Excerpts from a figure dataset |
--------

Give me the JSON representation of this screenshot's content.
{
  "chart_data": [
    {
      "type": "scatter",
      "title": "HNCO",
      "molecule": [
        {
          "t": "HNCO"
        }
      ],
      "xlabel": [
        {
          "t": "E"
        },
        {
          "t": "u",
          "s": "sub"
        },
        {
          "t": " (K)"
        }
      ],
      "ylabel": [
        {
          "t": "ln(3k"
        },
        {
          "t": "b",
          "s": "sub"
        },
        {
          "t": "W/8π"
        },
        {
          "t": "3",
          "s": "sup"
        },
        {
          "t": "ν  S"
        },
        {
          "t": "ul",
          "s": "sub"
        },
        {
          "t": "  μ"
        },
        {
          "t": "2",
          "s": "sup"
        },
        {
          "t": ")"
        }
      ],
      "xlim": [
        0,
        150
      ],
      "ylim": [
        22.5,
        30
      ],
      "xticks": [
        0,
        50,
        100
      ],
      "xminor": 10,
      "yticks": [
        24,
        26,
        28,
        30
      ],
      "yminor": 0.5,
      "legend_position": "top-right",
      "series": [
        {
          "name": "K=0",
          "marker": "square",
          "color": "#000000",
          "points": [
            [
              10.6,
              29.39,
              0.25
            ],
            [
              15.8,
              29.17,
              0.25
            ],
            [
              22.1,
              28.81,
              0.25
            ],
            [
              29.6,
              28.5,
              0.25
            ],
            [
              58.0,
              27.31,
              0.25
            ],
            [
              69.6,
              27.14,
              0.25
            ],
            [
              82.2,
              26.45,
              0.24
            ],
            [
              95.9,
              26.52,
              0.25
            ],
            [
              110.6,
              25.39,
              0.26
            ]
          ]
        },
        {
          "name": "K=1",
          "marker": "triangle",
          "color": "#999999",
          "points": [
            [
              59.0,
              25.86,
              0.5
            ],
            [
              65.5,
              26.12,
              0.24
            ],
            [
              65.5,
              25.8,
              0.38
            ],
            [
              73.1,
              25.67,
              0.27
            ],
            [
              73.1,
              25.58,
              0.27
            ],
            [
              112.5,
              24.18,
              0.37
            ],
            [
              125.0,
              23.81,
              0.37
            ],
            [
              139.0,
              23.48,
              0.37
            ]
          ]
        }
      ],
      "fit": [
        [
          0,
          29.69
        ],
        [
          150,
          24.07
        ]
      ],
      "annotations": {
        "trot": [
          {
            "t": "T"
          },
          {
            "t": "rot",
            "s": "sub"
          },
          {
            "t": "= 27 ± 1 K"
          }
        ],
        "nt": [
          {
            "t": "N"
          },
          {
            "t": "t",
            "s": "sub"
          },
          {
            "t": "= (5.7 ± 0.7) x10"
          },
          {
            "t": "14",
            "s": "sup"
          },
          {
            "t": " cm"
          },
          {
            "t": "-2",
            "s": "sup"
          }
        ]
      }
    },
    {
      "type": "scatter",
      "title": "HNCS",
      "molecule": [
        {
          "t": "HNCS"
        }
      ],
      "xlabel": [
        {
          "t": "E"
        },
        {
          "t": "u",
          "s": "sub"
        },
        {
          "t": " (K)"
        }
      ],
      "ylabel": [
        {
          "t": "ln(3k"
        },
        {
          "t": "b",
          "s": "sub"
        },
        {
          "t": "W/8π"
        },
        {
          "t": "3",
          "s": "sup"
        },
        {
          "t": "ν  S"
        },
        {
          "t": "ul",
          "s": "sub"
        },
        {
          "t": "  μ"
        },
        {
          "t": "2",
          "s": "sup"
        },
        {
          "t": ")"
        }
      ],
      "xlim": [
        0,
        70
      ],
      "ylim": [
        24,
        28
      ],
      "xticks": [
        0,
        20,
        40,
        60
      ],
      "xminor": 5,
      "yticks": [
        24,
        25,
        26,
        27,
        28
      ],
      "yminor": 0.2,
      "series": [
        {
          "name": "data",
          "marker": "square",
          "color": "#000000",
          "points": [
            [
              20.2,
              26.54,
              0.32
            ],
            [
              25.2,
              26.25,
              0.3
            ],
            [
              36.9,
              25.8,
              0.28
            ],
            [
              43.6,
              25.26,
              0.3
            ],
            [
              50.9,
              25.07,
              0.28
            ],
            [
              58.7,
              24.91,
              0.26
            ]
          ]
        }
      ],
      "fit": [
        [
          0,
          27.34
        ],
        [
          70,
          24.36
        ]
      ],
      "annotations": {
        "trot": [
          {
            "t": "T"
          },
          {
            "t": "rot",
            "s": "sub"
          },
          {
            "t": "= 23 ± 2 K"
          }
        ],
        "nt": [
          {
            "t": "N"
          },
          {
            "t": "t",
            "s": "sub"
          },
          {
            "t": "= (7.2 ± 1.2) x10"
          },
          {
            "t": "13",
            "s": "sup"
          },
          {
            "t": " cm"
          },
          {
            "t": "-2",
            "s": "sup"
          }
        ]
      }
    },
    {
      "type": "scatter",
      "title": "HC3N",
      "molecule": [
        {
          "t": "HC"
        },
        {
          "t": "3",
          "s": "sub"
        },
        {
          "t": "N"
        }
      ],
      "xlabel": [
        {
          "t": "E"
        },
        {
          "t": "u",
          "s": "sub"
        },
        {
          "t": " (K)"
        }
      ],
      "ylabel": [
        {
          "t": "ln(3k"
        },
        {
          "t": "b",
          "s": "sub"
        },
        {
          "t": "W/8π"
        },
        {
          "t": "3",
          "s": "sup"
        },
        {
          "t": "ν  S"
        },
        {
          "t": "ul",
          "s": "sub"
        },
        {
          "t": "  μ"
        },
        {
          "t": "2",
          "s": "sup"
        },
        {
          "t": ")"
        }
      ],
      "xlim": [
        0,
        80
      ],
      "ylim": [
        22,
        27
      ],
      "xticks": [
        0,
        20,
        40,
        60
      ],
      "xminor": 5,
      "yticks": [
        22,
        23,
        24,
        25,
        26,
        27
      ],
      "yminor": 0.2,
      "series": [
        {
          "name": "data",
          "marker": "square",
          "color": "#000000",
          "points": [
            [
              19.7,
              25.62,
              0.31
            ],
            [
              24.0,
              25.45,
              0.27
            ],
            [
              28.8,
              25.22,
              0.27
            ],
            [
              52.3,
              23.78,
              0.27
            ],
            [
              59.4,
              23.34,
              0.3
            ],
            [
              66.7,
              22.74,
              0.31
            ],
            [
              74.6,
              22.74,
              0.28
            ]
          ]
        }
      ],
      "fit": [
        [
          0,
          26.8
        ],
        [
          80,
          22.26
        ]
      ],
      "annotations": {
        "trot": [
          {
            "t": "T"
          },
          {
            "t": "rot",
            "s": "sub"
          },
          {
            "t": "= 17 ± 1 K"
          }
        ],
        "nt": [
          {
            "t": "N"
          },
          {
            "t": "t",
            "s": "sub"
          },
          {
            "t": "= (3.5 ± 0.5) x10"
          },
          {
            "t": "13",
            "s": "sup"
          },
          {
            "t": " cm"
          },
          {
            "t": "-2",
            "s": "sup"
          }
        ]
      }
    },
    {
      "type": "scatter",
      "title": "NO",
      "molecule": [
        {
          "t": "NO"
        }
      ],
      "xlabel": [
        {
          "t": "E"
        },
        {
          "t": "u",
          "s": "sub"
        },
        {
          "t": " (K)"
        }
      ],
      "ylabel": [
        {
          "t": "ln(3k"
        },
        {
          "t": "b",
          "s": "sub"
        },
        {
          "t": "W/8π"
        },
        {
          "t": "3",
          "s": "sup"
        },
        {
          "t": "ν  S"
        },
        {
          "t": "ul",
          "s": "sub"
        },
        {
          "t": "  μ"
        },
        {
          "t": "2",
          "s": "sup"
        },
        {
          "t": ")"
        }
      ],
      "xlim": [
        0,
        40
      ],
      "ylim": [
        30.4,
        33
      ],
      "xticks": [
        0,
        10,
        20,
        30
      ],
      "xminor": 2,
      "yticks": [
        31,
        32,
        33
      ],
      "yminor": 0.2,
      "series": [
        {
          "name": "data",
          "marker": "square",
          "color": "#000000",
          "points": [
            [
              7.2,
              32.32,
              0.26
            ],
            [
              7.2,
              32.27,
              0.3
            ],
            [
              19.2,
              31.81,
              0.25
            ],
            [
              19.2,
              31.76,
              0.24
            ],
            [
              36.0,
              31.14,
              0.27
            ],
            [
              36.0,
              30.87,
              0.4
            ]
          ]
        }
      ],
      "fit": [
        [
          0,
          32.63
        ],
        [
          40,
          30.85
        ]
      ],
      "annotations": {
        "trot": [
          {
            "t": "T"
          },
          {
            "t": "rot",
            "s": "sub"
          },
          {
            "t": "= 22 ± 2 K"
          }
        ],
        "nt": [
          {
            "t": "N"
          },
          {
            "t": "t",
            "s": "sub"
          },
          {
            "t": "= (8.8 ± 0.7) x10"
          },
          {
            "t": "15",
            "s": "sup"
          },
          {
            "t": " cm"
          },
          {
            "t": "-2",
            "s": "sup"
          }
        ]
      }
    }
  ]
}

--------

Using the listing above, show every line that includes the string "title".

REPLY |
      "title": "HNCO",
      "title": "HNCS",
      "title": "HC3N",
      "title": "NO",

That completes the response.